:: AUSGANGSTEXT ::
Bemerkenswert ist übrigens das Ranking der Abgeordneten Angela Merkel. Sie hat noch keine der 593 an sie gerichteten Fragen beantwortet und steht damit an letzter Stelle. "Seit 2005 hat sie es konsequent geschafft, die Fragen zu ignorieren und auszusitzen", so Gregor Hackmann. Antworten geben - das passe auch nicht zu ihrem Politikstil. Schließlich wisse man ja nie, woher der Wind weht. Hackmann nennt das Beispiel Atomausstieg. Hätte sie nach dem Fukushima-GAU im März 2011 eine Frage zur Laufzeitverlängerung der Atomkraftwerke beantwortet, wäre sie anders ausgefallen als vor dem Unglück, als die Bundesregierung noch an der Atomkraft festgehalten hatte. Frau Merkel lässt sich ungern ertappen – daher schweigt sie sich lieber aus.
Recht auf Zugang zu Informationen
Wieviel kostet es, wenn ein Bundesminister von Berlin zu einer Konferenz nach Brüssel fliegt? Wie nah wird die neue ICE-Trasse an unserem Dorf vorbei führen? Welchen Einfluss hat ACTA (das Handelsabkommen gegen Produktpiraterie) auf die Entwicklungsländer? Unterschiedlicher könnten die Fragen nicht sein, die wissbegierige User auf dem Portal www.frag-den-staat.de stellen. Hier gibt es für jeden Bürger Hilfestellung, wenn er Einsicht in bestimmte Akten verlangt, wenn er politische Prozesse verfolgen möchte oder wenn er die Ergebnisse eines längst vergessen geglaubten (unter den Teppich gekehrten) Gutachtens einfordert. Was viele nicht wissen: Hierzu hat man ein im Grundgesetz verankertes Recht – das Informationsfreiheitsrecht. Christian Humborg, Geschäftsführer von Transparency International Deutschland begleitet das Projekt seit Beginn: "Viel zu wenig Bürger haben von diesem Recht bisher Gebrauch gemacht. Und das war der Anlass für uns zu sagen, wir wollen das jetzt mal leichter machen, weil wir doch das Gefühl hatten, dass in Deutschland die Schwelle, sich mit einer Informationsfreiheitsanfrage an die Behörden zu wenden, immer noch viel zu hoch ist."
Auf dem Portal kann man sich einloggen und zu seinem Thema die Anfrage stellen, also: "Woher bekomme ich X?" oder "Warum gibt es kein Gesetz zu XY?" oder "Geben Sie mir bitte eine Liste aller XYZ". Die Seite übermittelt die Anfrage dann an die entsprechende Behörde. Manche Auskünfte kosten Geld – in seltenen Fällen sogar mehrere Hundert Euro. Vor unvorhergesehenen Kosten kann man sich allerdings schützen, indem man in der Anfrage formuliert, wie viel das Ganze höchstens kosten darf. Alles – Anfragen wie auch die Reaktionen, kann man auf der Seite sehen.

:: EXTRAHIERTES MATERIAL ::
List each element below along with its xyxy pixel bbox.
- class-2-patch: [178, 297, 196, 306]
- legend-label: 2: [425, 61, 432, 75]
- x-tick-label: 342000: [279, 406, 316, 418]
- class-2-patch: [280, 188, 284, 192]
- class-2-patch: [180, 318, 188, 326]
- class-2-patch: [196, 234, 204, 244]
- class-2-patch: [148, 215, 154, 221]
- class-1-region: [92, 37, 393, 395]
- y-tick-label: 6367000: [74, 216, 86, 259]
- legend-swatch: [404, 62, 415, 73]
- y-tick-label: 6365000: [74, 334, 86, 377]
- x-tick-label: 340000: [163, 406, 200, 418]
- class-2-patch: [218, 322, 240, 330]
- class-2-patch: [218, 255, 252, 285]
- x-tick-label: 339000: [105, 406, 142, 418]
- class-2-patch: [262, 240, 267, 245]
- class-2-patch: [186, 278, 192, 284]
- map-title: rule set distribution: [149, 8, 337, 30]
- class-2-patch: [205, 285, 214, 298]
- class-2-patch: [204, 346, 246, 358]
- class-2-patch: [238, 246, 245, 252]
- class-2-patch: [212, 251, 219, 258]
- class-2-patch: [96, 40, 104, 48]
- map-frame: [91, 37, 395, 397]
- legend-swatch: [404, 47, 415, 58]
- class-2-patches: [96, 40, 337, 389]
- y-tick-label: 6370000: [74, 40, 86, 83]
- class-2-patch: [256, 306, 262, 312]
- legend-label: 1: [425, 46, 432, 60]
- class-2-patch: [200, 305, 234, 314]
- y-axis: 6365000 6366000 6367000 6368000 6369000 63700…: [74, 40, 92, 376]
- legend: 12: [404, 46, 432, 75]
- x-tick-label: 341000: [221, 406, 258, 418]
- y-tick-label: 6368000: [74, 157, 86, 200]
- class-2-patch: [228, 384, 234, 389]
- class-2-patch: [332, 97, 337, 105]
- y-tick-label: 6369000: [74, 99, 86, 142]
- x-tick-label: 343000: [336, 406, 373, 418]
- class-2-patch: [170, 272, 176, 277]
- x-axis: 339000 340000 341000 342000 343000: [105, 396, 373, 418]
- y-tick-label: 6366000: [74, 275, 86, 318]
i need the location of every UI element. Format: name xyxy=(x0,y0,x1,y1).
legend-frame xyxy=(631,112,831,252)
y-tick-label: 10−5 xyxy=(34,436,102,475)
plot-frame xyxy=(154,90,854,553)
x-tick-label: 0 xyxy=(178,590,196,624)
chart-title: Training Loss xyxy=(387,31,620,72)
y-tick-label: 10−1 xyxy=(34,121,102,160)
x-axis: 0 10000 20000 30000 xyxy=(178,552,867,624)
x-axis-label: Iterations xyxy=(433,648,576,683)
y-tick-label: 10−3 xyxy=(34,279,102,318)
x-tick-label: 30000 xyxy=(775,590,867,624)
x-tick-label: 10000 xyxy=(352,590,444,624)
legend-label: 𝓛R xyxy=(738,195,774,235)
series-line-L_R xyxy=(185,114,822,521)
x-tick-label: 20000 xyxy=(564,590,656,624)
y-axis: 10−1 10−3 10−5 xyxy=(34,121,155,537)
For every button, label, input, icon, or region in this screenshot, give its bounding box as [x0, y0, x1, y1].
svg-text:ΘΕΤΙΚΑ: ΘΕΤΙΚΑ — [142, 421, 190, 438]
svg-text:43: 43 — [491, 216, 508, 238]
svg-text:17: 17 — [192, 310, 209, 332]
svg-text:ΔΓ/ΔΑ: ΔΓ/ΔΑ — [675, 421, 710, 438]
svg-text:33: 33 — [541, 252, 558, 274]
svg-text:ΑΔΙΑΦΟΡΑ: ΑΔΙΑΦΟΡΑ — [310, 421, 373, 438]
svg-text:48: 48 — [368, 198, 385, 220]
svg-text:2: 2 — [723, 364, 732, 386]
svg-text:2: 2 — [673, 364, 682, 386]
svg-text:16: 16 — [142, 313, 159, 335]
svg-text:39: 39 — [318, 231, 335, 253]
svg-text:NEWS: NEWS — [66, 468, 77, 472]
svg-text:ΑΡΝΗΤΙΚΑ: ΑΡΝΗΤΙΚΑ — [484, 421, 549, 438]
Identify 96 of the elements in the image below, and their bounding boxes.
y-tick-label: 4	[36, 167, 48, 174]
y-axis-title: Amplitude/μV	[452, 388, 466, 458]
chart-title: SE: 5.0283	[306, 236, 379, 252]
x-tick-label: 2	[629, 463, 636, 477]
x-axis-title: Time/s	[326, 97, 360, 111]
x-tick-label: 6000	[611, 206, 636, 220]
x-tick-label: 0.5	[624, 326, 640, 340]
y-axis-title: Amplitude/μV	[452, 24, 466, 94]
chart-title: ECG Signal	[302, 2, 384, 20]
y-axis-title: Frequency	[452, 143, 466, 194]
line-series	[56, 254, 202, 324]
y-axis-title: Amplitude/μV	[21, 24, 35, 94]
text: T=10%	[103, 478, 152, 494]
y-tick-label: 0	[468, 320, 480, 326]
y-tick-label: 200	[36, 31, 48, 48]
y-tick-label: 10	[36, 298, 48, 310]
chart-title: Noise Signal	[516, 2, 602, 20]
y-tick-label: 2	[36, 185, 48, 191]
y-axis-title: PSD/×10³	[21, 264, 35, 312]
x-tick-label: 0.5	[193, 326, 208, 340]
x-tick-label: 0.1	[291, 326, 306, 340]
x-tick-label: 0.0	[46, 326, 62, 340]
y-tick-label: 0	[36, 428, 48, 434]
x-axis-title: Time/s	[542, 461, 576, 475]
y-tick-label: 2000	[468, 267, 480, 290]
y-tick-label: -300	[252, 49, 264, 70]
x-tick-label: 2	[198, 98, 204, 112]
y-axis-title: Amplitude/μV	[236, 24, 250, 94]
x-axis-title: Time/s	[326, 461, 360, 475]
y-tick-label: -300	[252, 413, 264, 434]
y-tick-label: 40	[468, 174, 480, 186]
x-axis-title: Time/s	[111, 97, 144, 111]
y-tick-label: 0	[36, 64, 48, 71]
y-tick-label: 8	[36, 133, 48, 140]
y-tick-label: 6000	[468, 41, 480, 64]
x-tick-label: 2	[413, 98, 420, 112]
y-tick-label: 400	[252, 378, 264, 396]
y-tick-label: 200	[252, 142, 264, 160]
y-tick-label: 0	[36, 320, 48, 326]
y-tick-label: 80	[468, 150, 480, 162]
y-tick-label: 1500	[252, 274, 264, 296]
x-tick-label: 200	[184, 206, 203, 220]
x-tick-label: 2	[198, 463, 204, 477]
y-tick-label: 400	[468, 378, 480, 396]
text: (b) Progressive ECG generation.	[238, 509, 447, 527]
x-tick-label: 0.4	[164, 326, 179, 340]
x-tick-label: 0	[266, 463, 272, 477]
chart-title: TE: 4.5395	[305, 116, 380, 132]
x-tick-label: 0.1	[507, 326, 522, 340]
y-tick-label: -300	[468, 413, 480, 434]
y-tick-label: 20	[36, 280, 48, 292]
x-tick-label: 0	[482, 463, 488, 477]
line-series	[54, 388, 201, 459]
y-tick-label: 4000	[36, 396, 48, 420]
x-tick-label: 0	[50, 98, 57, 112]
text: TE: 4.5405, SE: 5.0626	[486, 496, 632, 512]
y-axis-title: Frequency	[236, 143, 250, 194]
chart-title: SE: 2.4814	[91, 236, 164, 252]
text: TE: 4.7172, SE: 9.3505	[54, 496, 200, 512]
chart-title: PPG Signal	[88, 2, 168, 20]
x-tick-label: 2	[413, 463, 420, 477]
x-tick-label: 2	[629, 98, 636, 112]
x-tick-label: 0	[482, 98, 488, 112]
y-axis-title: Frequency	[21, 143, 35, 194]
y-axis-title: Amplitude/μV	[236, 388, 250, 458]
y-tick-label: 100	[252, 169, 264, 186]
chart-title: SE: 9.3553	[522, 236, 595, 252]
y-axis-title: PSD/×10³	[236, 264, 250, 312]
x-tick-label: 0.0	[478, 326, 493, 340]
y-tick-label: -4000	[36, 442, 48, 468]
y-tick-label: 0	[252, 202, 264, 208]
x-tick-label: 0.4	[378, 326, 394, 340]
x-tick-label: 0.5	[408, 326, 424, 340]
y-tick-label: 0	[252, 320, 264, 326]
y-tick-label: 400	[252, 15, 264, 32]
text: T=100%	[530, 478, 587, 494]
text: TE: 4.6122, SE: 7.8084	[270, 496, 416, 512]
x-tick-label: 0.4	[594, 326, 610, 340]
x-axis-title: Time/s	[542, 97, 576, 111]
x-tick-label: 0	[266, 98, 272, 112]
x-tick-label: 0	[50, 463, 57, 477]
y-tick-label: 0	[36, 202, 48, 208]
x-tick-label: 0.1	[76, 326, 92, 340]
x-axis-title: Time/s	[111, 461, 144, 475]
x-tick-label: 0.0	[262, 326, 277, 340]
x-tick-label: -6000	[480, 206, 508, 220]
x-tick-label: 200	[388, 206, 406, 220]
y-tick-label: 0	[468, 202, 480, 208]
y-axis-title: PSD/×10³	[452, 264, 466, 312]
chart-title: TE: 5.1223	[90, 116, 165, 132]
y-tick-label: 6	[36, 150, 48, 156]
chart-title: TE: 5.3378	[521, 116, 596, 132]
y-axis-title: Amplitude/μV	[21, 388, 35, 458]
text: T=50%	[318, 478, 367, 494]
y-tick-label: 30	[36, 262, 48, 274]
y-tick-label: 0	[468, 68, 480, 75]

:: ZIEL DER AUFGABE ::
Führen Sie sämtliche Personen auf, die im Ausgangstext mit vollem Namen genannt werden.

:: ERWARTETE LÖSUNG ::
Angela Merkel, Gregor Hackmann, Christian Humborg